**Requirements**. Update the items below by replacing every "Ellipse shape" with "Oval shape" and keeping everything else unchanged. Leave the pictures out of your answer.

**Task inputs**.
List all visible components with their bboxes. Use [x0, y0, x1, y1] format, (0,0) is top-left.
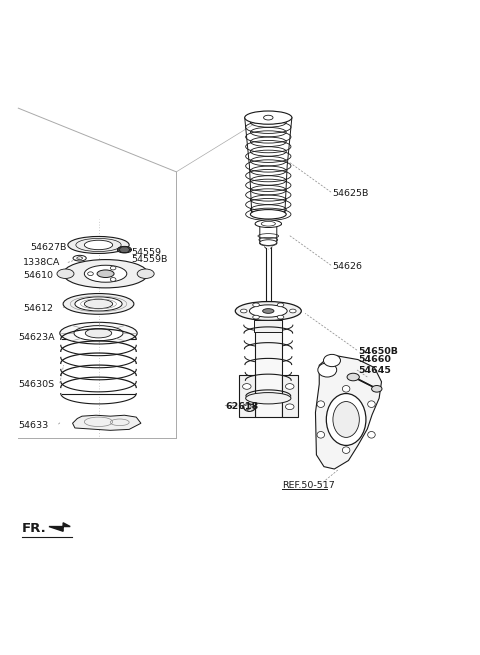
Ellipse shape: [368, 432, 375, 438]
Text: 54633: 54633: [18, 421, 48, 430]
Ellipse shape: [333, 402, 360, 438]
Text: 54626: 54626: [332, 262, 362, 271]
Ellipse shape: [277, 315, 284, 319]
Polygon shape: [315, 356, 382, 469]
Ellipse shape: [235, 301, 301, 320]
Text: 54559B: 54559B: [132, 255, 168, 264]
Ellipse shape: [372, 386, 382, 392]
Text: 54645: 54645: [358, 366, 391, 375]
Ellipse shape: [84, 299, 113, 309]
Ellipse shape: [110, 266, 116, 270]
Ellipse shape: [342, 447, 350, 453]
Ellipse shape: [242, 404, 251, 409]
Text: 54625B: 54625B: [332, 189, 368, 198]
Text: 62618: 62618: [226, 402, 259, 411]
Ellipse shape: [255, 220, 281, 227]
Polygon shape: [239, 375, 255, 417]
Ellipse shape: [286, 404, 294, 409]
Ellipse shape: [250, 305, 287, 317]
Text: 54610: 54610: [23, 271, 53, 280]
Polygon shape: [72, 415, 141, 430]
Ellipse shape: [253, 303, 259, 307]
Text: FR.: FR.: [22, 522, 47, 535]
Ellipse shape: [74, 326, 123, 341]
Ellipse shape: [368, 401, 375, 407]
Text: 54559: 54559: [132, 248, 161, 257]
Text: 54650B: 54650B: [358, 346, 398, 356]
Ellipse shape: [240, 309, 247, 313]
Ellipse shape: [137, 269, 154, 278]
Ellipse shape: [245, 111, 292, 124]
Ellipse shape: [317, 432, 324, 438]
Ellipse shape: [88, 272, 93, 276]
Ellipse shape: [84, 240, 113, 250]
Ellipse shape: [253, 315, 259, 319]
Ellipse shape: [85, 328, 112, 338]
Ellipse shape: [318, 363, 336, 377]
Ellipse shape: [324, 354, 340, 367]
Ellipse shape: [60, 322, 137, 344]
Ellipse shape: [242, 384, 251, 389]
Ellipse shape: [263, 309, 274, 313]
Ellipse shape: [277, 303, 284, 307]
Ellipse shape: [63, 293, 134, 314]
Bar: [254, 320, 282, 332]
Ellipse shape: [75, 297, 122, 311]
Polygon shape: [281, 375, 298, 417]
Ellipse shape: [326, 394, 366, 445]
Text: 54623A: 54623A: [18, 333, 55, 343]
Ellipse shape: [63, 259, 148, 288]
Text: 1338CA: 1338CA: [23, 258, 60, 267]
Text: REF.50-517: REF.50-517: [282, 481, 335, 490]
Ellipse shape: [286, 384, 294, 389]
Ellipse shape: [246, 392, 291, 404]
Polygon shape: [255, 222, 281, 244]
Polygon shape: [49, 523, 70, 531]
Ellipse shape: [110, 278, 116, 282]
Ellipse shape: [68, 236, 129, 253]
Ellipse shape: [260, 240, 277, 246]
Ellipse shape: [347, 373, 360, 381]
Text: 54660: 54660: [358, 355, 391, 364]
Ellipse shape: [251, 210, 286, 219]
Text: 54627B: 54627B: [30, 243, 67, 252]
Ellipse shape: [317, 401, 324, 407]
Bar: [255, 320, 281, 417]
Ellipse shape: [244, 404, 255, 411]
Ellipse shape: [57, 269, 74, 278]
Ellipse shape: [97, 270, 114, 278]
Ellipse shape: [118, 246, 132, 253]
Ellipse shape: [84, 265, 127, 282]
Text: 54612: 54612: [23, 304, 53, 313]
Ellipse shape: [289, 309, 296, 313]
Text: 54630S: 54630S: [18, 380, 54, 388]
Ellipse shape: [342, 386, 350, 392]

**Solution**.
List all visible components with their bboxes. Use [x0, y0, x1, y1] format, (0,0) is top-left.
Oval shape: [368, 432, 375, 438]
Text: 54633: 54633: [18, 421, 48, 430]
Oval shape: [333, 402, 360, 438]
Text: 54626: 54626: [332, 262, 362, 271]
Oval shape: [277, 315, 284, 319]
Polygon shape: [315, 356, 382, 469]
Oval shape: [235, 301, 301, 320]
Text: 54559B: 54559B: [132, 255, 168, 264]
Oval shape: [372, 386, 382, 392]
Text: 54645: 54645: [358, 366, 391, 375]
Oval shape: [84, 299, 113, 309]
Oval shape: [110, 266, 116, 270]
Oval shape: [342, 447, 350, 453]
Oval shape: [242, 404, 251, 409]
Text: 54625B: 54625B: [332, 189, 368, 198]
Text: 62618: 62618: [226, 402, 259, 411]
Oval shape: [255, 220, 281, 227]
Polygon shape: [239, 375, 255, 417]
Oval shape: [286, 404, 294, 409]
Oval shape: [250, 305, 287, 317]
Text: 54610: 54610: [23, 271, 53, 280]
Polygon shape: [72, 415, 141, 430]
Oval shape: [253, 303, 259, 307]
Text: FR.: FR.: [22, 522, 47, 535]
Oval shape: [74, 326, 123, 341]
Oval shape: [368, 401, 375, 407]
Text: 54559: 54559: [132, 248, 161, 257]
Text: 54650B: 54650B: [358, 346, 398, 356]
Oval shape: [240, 309, 247, 313]
Oval shape: [137, 269, 154, 278]
Oval shape: [245, 111, 292, 124]
Oval shape: [317, 432, 324, 438]
Oval shape: [88, 272, 93, 276]
Oval shape: [84, 240, 113, 250]
Oval shape: [253, 315, 259, 319]
Oval shape: [85, 328, 112, 338]
Oval shape: [318, 363, 336, 377]
Oval shape: [324, 354, 340, 367]
Oval shape: [60, 322, 137, 344]
Oval shape: [242, 384, 251, 389]
Oval shape: [263, 309, 274, 313]
Oval shape: [277, 303, 284, 307]
Oval shape: [63, 293, 134, 314]
Bar: [254, 320, 282, 332]
Oval shape: [75, 297, 122, 311]
Polygon shape: [281, 375, 298, 417]
Oval shape: [326, 394, 366, 445]
Text: 54623A: 54623A: [18, 333, 55, 343]
Oval shape: [63, 259, 148, 288]
Text: 1338CA: 1338CA: [23, 258, 60, 267]
Text: REF.50-517: REF.50-517: [282, 481, 335, 490]
Oval shape: [286, 384, 294, 389]
Oval shape: [246, 392, 291, 404]
Polygon shape: [255, 222, 281, 244]
Polygon shape: [49, 523, 70, 531]
Oval shape: [110, 278, 116, 282]
Oval shape: [68, 236, 129, 253]
Oval shape: [260, 240, 277, 246]
Oval shape: [347, 373, 360, 381]
Text: 54660: 54660: [358, 355, 391, 364]
Oval shape: [251, 210, 286, 219]
Text: 54627B: 54627B: [30, 243, 67, 252]
Oval shape: [317, 401, 324, 407]
Bar: [255, 320, 281, 417]
Oval shape: [244, 404, 255, 411]
Oval shape: [57, 269, 74, 278]
Oval shape: [97, 270, 114, 278]
Oval shape: [118, 246, 132, 253]
Oval shape: [84, 265, 127, 282]
Text: 54612: 54612: [23, 304, 53, 313]
Oval shape: [289, 309, 296, 313]
Text: 54630S: 54630S: [18, 380, 54, 388]
Oval shape: [342, 386, 350, 392]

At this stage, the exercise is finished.